● Task brief: Without including any images, repeat the data exactly.

☆ ☆ ☆ ☆ ☆

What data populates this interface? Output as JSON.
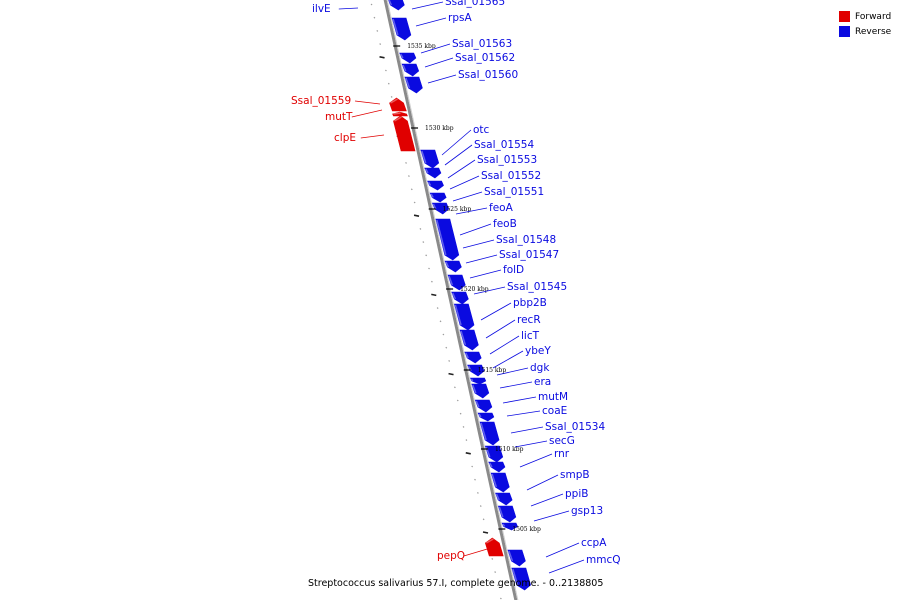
{
  "legend": {
    "forward_label": "Forward",
    "reverse_label": "Reverse",
    "forward_color": "#e00000",
    "reverse_color": "#0a0ae0"
  },
  "caption": "Streptococcus salivarius 57.I, complete genome. - 0..2138805",
  "scale_labels": [
    "1535 kbp",
    "1530 kbp",
    "1525 kbp",
    "1520 kbp",
    "1515 kbp",
    "1510 kbp",
    "1505 kbp"
  ],
  "genes": [
    {
      "name": "ilvE",
      "strand": "forward_label_only"
    },
    {
      "name": "Ssal_01565",
      "strand": "reverse"
    },
    {
      "name": "rpsA",
      "strand": "reverse"
    },
    {
      "name": "Ssal_01563",
      "strand": "reverse"
    },
    {
      "name": "Ssal_01562",
      "strand": "reverse"
    },
    {
      "name": "Ssal_01560",
      "strand": "reverse"
    },
    {
      "name": "Ssal_01559",
      "strand": "forward"
    },
    {
      "name": "mutT",
      "strand": "forward"
    },
    {
      "name": "clpE",
      "strand": "forward"
    },
    {
      "name": "otc",
      "strand": "reverse"
    },
    {
      "name": "Ssal_01554",
      "strand": "reverse"
    },
    {
      "name": "Ssal_01553",
      "strand": "reverse"
    },
    {
      "name": "Ssal_01552",
      "strand": "reverse"
    },
    {
      "name": "Ssal_01551",
      "strand": "reverse"
    },
    {
      "name": "feoA",
      "strand": "reverse"
    },
    {
      "name": "feoB",
      "strand": "reverse"
    },
    {
      "name": "Ssal_01548",
      "strand": "reverse"
    },
    {
      "name": "Ssal_01547",
      "strand": "reverse"
    },
    {
      "name": "folD",
      "strand": "reverse"
    },
    {
      "name": "Ssal_01545",
      "strand": "reverse"
    },
    {
      "name": "pbp2B",
      "strand": "reverse"
    },
    {
      "name": "recR",
      "strand": "reverse"
    },
    {
      "name": "licT",
      "strand": "reverse"
    },
    {
      "name": "ybeY",
      "strand": "reverse"
    },
    {
      "name": "dgk",
      "strand": "reverse"
    },
    {
      "name": "era",
      "strand": "reverse"
    },
    {
      "name": "mutM",
      "strand": "reverse"
    },
    {
      "name": "coaE",
      "strand": "reverse"
    },
    {
      "name": "Ssal_01534",
      "strand": "reverse"
    },
    {
      "name": "secG",
      "strand": "reverse"
    },
    {
      "name": "rnr",
      "strand": "reverse"
    },
    {
      "name": "smpB",
      "strand": "reverse"
    },
    {
      "name": "ppiB",
      "strand": "reverse"
    },
    {
      "name": "gsp13",
      "strand": "reverse"
    },
    {
      "name": "pepQ",
      "strand": "forward"
    },
    {
      "name": "ccpA",
      "strand": "reverse"
    },
    {
      "name": "mmcQ",
      "strand": "reverse"
    }
  ]
}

☆ ☆ ☆ ☆ ☆

● Solution for this task:
What data populates this interface? Output as JSON.
{
  "legend": {
    "forward_label": "Forward",
    "reverse_label": "Reverse",
    "forward_color": "#e00000",
    "reverse_color": "#0a0ae0"
  },
  "caption": "Streptococcus salivarius 57.I, complete genome. - 0..2138805",
  "scale_labels": [
    "1535 kbp",
    "1530 kbp",
    "1525 kbp",
    "1520 kbp",
    "1515 kbp",
    "1510 kbp",
    "1505 kbp"
  ],
  "genes": [
    {
      "name": "ilvE",
      "strand": "forward_label_only"
    },
    {
      "name": "Ssal_01565",
      "strand": "reverse"
    },
    {
      "name": "rpsA",
      "strand": "reverse"
    },
    {
      "name": "Ssal_01563",
      "strand": "reverse"
    },
    {
      "name": "Ssal_01562",
      "strand": "reverse"
    },
    {
      "name": "Ssal_01560",
      "strand": "reverse"
    },
    {
      "name": "Ssal_01559",
      "strand": "forward"
    },
    {
      "name": "mutT",
      "strand": "forward"
    },
    {
      "name": "clpE",
      "strand": "forward"
    },
    {
      "name": "otc",
      "strand": "reverse"
    },
    {
      "name": "Ssal_01554",
      "strand": "reverse"
    },
    {
      "name": "Ssal_01553",
      "strand": "reverse"
    },
    {
      "name": "Ssal_01552",
      "strand": "reverse"
    },
    {
      "name": "Ssal_01551",
      "strand": "reverse"
    },
    {
      "name": "feoA",
      "strand": "reverse"
    },
    {
      "name": "feoB",
      "strand": "reverse"
    },
    {
      "name": "Ssal_01548",
      "strand": "reverse"
    },
    {
      "name": "Ssal_01547",
      "strand": "reverse"
    },
    {
      "name": "folD",
      "strand": "reverse"
    },
    {
      "name": "Ssal_01545",
      "strand": "reverse"
    },
    {
      "name": "pbp2B",
      "strand": "reverse"
    },
    {
      "name": "recR",
      "strand": "reverse"
    },
    {
      "name": "licT",
      "strand": "reverse"
    },
    {
      "name": "ybeY",
      "strand": "reverse"
    },
    {
      "name": "dgk",
      "strand": "reverse"
    },
    {
      "name": "era",
      "strand": "reverse"
    },
    {
      "name": "mutM",
      "strand": "reverse"
    },
    {
      "name": "coaE",
      "strand": "reverse"
    },
    {
      "name": "Ssal_01534",
      "strand": "reverse"
    },
    {
      "name": "secG",
      "strand": "reverse"
    },
    {
      "name": "rnr",
      "strand": "reverse"
    },
    {
      "name": "smpB",
      "strand": "reverse"
    },
    {
      "name": "ppiB",
      "strand": "reverse"
    },
    {
      "name": "gsp13",
      "strand": "reverse"
    },
    {
      "name": "pepQ",
      "strand": "forward"
    },
    {
      "name": "ccpA",
      "strand": "reverse"
    },
    {
      "name": "mmcQ",
      "strand": "reverse"
    }
  ]
}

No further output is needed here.